抜粋本文
>>>>
本発明は、ポリカーボネート樹脂組成物の製造方法に関し、詳しくは、ホスファゼン化合物を含有し、剛性と難燃性に優れたポリカーボネート樹脂組成物を、安定して生産性良く製造することが可能なポリカーボネート樹脂組成物の製造方法に関する。
従来、ポリカーボネート樹脂に難燃性を付与するために塩素原子や臭素原子を含有するハロゲン系の難燃剤が広く用いられてきた。しかしながら、近年、焼却灰記事の環境への影響や、火災時の人体への影響が懸念され、ハロゲン系難燃剤の使用が規制されるようになってきている。
一方、ハロゲン系に代わる難燃剤として、有機リン酸エステル系の難燃剤がさかんに検討されている。しかしながら有機リン酸エステルもまた、水生生物への影響が懸念されているために、その使用が一部制限されるようになってきている。
これに対し、有機リン酸エステルに代わるリン系の難燃剤としてホスファゼン化合物が注目されている。なかでも特定の芳香族ホスファゼン化合物を用いることで有機リン酸エステル化合物と比較し、ポリカーボネート樹脂の難燃性を効果的に高めることができるほか、機械物性や耐熱性をも向上させることができる。
しかしながら、この芳香族ホスファゼン化合物は、圧縮やせん断に対して固まる性質を有しているために、ポリカーボネート樹脂に配合して溶融混練しようとした際に、配合物が固着し、工業レベルで取り扱うことが極めて困難であるという致命的な欠点を有していた。
上述のような課題を解決するために、ホスファゼン化合物をポリエステル樹脂とポリカーボネート樹脂とポリエステルエラストマーと配合した難燃剤マスターバッチ(特許文献1参照)や、ホスファゼン化合物とフェノール系樹脂とからなる難燃剤マスターバッチ(特許文献2参照。)が提案されている。
しかしながら、上述のような難燃剤マスターバッチをポリカーボネート樹脂に配合しようとした場合には、難燃剤マスターバッチに含まれるポリエチレンテレフタレート樹脂などのポリエステル樹脂やポリエステルエラストマー、フェノール系樹脂成分が難燃性を低下させるために、ポリカーボネート樹脂組成物の難燃性を効果的に発現させることができなかった。
また、ポリカーボネート樹脂との溶融混練によるマスターバッチ化は、熱履歴をたくさん受けるため結果として、マスターバッチを使用したポリカーボネート樹脂組成物の着色を招くという課題も有していた。
<<<<
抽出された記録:
>>>>
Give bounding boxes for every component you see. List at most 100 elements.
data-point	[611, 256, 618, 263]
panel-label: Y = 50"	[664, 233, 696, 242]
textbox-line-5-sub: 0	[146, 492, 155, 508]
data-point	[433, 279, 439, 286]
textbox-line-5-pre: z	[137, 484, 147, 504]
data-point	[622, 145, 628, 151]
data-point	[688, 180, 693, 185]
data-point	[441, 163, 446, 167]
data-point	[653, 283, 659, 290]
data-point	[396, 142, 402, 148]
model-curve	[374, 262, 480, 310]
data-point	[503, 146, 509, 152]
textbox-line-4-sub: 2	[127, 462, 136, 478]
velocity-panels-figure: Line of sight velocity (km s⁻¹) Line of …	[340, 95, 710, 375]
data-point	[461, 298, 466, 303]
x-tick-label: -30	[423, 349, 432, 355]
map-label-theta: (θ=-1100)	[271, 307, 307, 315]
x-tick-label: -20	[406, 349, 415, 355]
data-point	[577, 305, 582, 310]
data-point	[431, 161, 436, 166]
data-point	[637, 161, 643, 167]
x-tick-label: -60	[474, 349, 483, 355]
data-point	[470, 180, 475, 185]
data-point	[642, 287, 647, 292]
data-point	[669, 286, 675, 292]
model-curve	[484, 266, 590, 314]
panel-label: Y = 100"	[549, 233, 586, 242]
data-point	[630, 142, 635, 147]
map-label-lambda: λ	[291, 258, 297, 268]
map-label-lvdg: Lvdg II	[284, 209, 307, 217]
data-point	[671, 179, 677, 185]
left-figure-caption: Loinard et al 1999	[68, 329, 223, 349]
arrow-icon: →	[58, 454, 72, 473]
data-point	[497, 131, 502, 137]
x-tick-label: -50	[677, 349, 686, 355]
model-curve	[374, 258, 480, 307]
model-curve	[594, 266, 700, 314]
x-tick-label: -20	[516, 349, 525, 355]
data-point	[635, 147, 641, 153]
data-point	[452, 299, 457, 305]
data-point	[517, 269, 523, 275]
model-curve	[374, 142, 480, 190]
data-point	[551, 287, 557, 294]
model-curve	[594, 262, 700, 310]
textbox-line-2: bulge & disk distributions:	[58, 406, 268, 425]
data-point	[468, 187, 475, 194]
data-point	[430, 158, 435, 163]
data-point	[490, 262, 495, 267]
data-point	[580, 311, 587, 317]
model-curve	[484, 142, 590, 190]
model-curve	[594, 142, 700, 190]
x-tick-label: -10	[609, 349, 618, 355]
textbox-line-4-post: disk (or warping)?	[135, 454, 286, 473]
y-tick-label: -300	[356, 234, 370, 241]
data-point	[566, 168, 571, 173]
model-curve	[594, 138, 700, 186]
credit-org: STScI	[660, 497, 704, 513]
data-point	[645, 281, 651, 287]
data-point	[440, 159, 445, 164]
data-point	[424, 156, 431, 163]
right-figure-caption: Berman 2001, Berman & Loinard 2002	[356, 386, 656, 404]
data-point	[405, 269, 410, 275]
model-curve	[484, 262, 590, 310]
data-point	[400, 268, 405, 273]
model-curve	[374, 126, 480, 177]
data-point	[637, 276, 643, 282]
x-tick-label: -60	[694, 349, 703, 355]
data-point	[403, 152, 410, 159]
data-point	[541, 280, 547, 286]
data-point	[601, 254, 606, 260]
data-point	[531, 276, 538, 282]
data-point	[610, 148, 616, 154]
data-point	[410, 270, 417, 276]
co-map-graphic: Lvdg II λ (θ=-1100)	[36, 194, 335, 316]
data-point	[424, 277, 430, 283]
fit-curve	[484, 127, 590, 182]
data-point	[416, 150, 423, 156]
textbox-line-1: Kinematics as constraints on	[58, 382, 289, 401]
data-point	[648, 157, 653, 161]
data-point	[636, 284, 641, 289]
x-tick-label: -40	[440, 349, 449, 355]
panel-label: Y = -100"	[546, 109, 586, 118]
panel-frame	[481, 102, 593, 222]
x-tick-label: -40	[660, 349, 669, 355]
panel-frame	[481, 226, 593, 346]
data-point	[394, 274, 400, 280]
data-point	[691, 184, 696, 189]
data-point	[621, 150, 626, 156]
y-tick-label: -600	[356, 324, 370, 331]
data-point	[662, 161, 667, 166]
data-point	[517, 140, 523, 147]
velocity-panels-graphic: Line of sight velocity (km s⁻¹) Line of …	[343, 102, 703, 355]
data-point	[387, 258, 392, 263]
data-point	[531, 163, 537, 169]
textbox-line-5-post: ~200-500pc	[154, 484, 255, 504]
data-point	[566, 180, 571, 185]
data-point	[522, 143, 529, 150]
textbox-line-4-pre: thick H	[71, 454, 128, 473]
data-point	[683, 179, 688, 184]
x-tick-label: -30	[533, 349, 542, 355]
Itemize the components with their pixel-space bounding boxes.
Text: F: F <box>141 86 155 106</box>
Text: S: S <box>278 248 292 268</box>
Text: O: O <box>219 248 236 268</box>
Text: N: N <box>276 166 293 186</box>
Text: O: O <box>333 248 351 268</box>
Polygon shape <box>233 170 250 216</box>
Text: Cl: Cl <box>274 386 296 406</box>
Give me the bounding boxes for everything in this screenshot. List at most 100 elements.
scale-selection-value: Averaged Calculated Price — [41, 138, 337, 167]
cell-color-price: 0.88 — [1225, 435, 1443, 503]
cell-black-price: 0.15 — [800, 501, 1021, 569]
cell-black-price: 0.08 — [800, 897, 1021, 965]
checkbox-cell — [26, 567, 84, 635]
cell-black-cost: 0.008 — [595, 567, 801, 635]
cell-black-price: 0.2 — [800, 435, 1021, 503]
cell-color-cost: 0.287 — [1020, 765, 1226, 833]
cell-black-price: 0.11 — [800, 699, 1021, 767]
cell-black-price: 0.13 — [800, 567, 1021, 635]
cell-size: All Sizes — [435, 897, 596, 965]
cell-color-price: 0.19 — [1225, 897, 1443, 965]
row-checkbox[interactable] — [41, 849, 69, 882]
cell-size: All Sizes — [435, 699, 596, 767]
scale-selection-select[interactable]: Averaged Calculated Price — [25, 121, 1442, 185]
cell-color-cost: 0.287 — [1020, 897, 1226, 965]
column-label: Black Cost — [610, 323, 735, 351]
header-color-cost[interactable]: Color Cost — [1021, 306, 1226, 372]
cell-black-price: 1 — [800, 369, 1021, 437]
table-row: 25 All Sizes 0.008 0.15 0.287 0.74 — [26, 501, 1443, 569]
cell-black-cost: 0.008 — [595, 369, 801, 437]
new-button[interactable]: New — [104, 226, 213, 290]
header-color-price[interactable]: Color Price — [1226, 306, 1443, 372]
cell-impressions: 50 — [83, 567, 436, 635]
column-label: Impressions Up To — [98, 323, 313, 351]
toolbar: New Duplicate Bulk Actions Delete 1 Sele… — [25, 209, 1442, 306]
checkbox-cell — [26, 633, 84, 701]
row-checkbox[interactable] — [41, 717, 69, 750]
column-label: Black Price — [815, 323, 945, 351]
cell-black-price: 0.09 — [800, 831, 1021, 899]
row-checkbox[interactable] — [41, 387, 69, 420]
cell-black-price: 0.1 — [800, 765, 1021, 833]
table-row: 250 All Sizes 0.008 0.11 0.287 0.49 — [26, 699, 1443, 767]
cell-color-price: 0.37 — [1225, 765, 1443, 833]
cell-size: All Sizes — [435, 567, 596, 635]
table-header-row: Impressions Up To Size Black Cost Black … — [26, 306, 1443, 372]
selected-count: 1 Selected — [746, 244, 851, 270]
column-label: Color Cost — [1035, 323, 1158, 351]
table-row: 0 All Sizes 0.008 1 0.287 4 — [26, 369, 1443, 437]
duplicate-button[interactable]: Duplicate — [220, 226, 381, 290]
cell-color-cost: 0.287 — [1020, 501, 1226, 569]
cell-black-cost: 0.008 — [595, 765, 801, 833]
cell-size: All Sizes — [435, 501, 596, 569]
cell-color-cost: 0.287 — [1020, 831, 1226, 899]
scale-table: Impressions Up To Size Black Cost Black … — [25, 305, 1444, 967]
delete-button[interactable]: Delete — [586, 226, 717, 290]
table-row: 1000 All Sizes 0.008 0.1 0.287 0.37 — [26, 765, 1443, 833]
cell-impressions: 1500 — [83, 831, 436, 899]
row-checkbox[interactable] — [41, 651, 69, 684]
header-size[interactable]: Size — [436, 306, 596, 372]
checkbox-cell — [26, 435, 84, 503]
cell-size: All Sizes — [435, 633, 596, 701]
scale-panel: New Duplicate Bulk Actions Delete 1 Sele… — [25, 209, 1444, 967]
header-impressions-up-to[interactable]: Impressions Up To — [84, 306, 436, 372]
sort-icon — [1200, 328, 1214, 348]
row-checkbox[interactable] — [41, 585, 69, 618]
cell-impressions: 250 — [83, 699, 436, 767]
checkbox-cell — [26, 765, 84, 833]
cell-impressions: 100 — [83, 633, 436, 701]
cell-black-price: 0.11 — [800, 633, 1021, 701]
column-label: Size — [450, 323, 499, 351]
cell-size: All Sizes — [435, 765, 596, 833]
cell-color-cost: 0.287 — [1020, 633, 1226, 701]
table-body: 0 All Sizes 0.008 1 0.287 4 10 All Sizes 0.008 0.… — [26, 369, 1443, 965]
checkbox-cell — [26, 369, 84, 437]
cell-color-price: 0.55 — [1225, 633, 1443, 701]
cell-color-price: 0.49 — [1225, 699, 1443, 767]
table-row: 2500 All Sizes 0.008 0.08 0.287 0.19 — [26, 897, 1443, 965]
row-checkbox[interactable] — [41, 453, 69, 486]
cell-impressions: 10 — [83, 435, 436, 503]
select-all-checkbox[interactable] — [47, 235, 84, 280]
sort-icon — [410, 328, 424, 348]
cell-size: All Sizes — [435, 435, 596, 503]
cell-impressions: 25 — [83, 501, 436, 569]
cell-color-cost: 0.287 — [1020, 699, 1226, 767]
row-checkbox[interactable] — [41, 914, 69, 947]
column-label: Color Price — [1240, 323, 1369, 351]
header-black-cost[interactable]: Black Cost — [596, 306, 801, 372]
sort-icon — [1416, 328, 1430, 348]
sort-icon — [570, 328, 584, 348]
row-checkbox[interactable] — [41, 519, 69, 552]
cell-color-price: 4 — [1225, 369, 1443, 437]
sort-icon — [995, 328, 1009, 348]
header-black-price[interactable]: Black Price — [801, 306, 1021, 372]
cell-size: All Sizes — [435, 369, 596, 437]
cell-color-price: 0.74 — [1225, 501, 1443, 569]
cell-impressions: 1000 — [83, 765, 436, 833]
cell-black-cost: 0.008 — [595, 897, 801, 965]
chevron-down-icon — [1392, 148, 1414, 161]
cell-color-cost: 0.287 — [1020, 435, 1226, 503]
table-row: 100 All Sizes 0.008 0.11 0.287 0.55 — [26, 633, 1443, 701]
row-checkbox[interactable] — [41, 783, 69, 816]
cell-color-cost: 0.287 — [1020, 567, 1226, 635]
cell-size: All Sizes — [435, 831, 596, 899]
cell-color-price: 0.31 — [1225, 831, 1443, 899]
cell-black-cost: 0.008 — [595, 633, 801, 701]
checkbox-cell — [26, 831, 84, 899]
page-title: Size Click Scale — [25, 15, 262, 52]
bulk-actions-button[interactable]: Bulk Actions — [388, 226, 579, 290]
<<<<
作業一覧
1. ポリカーボネート樹脂組成物の製造方法に関する文章から、「これに対し、有機リン酸エステ」で始まり「現させることができなかった。」で終わる範囲をそのまま書き写してください。
2. ポリカーボネート樹脂組成物の製造方法に関する文章の最後の文に続けて、その先を書いてください。

演習結果
1.
これに対し、有機リン酸エステルに代わるリン系の難燃剤としてホスファゼン化合物が注目されている。なかでも特定の芳香族ホスファゼン化合物を用いることで有機リン酸エステル化合物と比較し、ポリカーボネート樹脂の難燃性を効果的に高めることができるほか、機械物性や耐熱性をも向上させることができる。
しかしながら、この芳香族ホスファゼン化合物は、圧縮やせん断に対して固まる性質を有しているために、ポリカーボネート樹脂に配合して溶融混練しようとした際に、配合物が固着し、工業レベルで取り扱うことが極めて困難であるという致命的な欠点を有していた。
上述のような課題を解決するために、ホスファゼン化合物をポリエステル樹脂とポリカーボネート樹脂とポリエステルエラストマーと配合した難燃剤マスターバッチ(特許文献1参照)や、ホスファゼン化合物とフェノール系樹脂とからなる難燃剤マスターバッチ(特許文献2参照。)が提案されている。
しかしながら、上述のような難燃剤マスターバッチをポリカーボネート樹脂に配合しようとした場合には、難燃剤マスターバッチに含まれるポリエチレンテレフタレート樹脂などのポリエステル樹脂やポリエステルエラストマー、フェノール系樹脂成分が難燃性を低下させるために、ポリカーボネート樹脂組成物の難燃性を効果的に発現させることができなかった。

2.
特開2006−307178号公報 特開2008−101035号公報
本発明は上記の課題に鑑みて創案されたもので、ホスファゼン化合物を含有し、充填剤を配合した剛性と難燃性に優れた強化系のポリカーボネート樹脂組成物を、生産性に優れ、溶融混練する際の作業性にも優れるポリカーボネート樹脂組成物の製造方法を提供することを目的とする。
本発明者は上記課題を解決するため鋭意検討した結果、ホスファゼン化合物として、目開き400μmの篩上の割合が特定量以上であり、かつ特定の嵩密度を有する顆粒状ホスファゼン化合物を用い、これを強化充填剤とともにポリカーボネート樹脂と押出機にて溶融混練するにあたり、それぞれの供給方法を特定することにより、生産性、品質安定性及び作業性よく、難燃性のポリカーボネート樹脂組成物を安定して製造できることを見出し、本発明を完成させた。
本発明は、以下のポリカーボネート樹脂組成物の製造方法を提供する。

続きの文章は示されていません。